# GOAL:
Copy all of the material below exactly.

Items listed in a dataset
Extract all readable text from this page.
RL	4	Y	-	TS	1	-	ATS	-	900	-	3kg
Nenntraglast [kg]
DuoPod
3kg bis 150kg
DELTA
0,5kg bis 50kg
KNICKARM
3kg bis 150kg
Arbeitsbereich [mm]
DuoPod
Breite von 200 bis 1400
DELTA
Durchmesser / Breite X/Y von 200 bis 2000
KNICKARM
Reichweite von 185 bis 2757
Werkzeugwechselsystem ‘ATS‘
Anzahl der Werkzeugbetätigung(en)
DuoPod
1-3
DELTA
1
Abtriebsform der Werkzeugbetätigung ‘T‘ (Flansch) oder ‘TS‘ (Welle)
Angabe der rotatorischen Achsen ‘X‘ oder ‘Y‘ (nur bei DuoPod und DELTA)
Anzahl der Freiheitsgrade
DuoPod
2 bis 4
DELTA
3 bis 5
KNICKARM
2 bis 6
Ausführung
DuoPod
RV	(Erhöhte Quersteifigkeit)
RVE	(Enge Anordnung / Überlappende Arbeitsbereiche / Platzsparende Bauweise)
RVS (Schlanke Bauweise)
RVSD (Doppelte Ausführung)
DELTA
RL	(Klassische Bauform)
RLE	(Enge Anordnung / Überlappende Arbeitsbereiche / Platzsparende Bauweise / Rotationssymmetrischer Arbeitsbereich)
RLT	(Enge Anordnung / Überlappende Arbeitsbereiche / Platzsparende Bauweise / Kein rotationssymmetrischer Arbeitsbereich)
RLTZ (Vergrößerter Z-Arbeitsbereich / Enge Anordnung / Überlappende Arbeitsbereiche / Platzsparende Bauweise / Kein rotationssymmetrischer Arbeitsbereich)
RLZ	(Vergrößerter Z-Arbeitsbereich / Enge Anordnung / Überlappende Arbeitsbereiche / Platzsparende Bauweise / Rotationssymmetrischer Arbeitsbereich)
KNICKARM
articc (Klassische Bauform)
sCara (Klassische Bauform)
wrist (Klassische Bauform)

# RESULT:
Extract all readable text from this page.
RL	4	Y	-	TS	1	-	ATS	-	900	-	3kg
Nenntraglast [kg]
DuoPod
3kg bis 150kg
DELTA
0,5kg bis 50kg
KNICKARM
3kg bis 150kg
Arbeitsbereich [mm]
DuoPod
Breite von 200 bis 1400
DELTA
Durchmesser / Breite X/Y von 200 bis 2000
KNICKARM
Reichweite von 185 bis 2757
Werkzeugwechselsystem ‘ATS‘
Anzahl der Werkzeugbetätigung(en)
DuoPod
1-3
DELTA
1
Abtriebsform der Werkzeugbetätigung ‘T‘ (Flansch) oder ‘TS‘ (Welle)
Angabe der rotatorischen Achsen ‘X‘ oder ‘Y‘ (nur bei DuoPod und DELTA)
Anzahl der Freiheitsgrade
DuoPod
2 bis 4
DELTA
3 bis 5
KNICKARM
2 bis 6
Ausführung
DuoPod
RV	(Erhöhte Quersteifigkeit)
RVE	(Enge Anordnung / Überlappende Arbeitsbereiche / Platzsparende Bauweise)
RVS (Schlanke Bauweise)
RVSD (Doppelte Ausführung)
DELTA
RL	(Klassische Bauform)
RLE	(Enge Anordnung / Überlappende Arbeitsbereiche / Platzsparende Bauweise / Rotationssymmetrischer Arbeitsbereich)
RLT	(Enge Anordnung / Überlappende Arbeitsbereiche / Platzsparende Bauweise / Kein rotationssymmetrischer Arbeitsbereich)
RLTZ (Vergrößerter Z-Arbeitsbereich / Enge Anordnung / Überlappende Arbeitsbereiche / Platzsparende Bauweise / Kein rotationssymmetrischer Arbeitsbereich)
RLZ	(Vergrößerter Z-Arbeitsbereich / Enge Anordnung / Überlappende Arbeitsbereiche / Platzsparende Bauweise / Rotationssymmetrischer Arbeitsbereich)
KNICKARM
articc (Klassische Bauform)
sCara (Klassische Bauform)
wrist (Klassische Bauform)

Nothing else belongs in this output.